#### Collected data entries:
▬▬▬

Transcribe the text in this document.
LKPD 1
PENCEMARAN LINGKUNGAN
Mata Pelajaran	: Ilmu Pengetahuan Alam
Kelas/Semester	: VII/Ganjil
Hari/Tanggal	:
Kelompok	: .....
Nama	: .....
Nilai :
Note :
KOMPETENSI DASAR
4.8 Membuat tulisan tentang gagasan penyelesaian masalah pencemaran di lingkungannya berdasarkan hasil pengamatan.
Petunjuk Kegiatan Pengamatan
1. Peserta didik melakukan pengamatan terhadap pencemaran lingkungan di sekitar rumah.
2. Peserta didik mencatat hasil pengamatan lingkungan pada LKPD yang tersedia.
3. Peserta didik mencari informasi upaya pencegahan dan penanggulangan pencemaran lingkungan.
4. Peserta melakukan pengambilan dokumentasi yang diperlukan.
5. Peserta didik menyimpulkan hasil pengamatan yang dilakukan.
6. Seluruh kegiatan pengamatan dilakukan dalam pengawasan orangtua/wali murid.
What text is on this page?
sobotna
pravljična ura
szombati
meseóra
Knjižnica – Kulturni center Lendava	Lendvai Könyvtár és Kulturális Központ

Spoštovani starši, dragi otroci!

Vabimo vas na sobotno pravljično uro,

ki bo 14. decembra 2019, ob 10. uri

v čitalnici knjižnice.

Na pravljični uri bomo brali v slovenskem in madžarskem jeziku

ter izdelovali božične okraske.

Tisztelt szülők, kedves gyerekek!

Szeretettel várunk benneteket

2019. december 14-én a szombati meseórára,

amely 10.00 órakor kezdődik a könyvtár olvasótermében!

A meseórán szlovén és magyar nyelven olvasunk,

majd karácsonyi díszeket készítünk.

▬▬▬

Quote each line of the listing above exactly.

Transcribe the text in this document.
LKPD 1
PENCEMARAN LINGKUNGAN
Mata Pelajaran	: Ilmu Pengetahuan Alam
Kelas/Semester	: VII/Ganjil
Hari/Tanggal	:
Kelompok	: .....
Nama	: .....
Nilai :
Note :
KOMPETENSI DASAR
4.8 Membuat tulisan tentang gagasan penyelesaian masalah pencemaran di lingkungannya berdasarkan hasil pengamatan.
Petunjuk Kegiatan Pengamatan
1. Peserta didik melakukan pengamatan terhadap pencemaran lingkungan di sekitar rumah.
2. Peserta didik mencatat hasil pengamatan lingkungan pada LKPD yang tersedia.
3. Peserta didik mencari informasi upaya pencegahan dan penanggulangan pencemaran lingkungan.
4. Peserta melakukan pengambilan dokumentasi yang diperlukan.
5. Peserta didik menyimpulkan hasil pengamatan yang dilakukan.
6. Seluruh kegiatan pengamatan dilakukan dalam pengawasan orangtua/wali murid.
What text is on this page?
sobotna
pravljična ura
szombati
meseóra
Knjižnica – Kulturni center Lendava	Lendvai Könyvtár és Kulturális Központ

Spoštovani starši, dragi otroci!

Vabimo vas na sobotno pravljično uro,

ki bo 14. decembra 2019, ob 10. uri

v čitalnici knjižnice.

Na pravljični uri bomo brali v slovenskem in madžarskem jeziku

ter izdelovali božične okraske.

Tisztelt szülők, kedves gyerekek!

Szeretettel várunk benneteket

2019. december 14-én a szombati meseórára,

amely 10.00 órakor kezdődik a könyvtár olvasótermében!

A meseórán szlovén és magyar nyelven olvasunk,

majd karácsonyi díszeket készítünk.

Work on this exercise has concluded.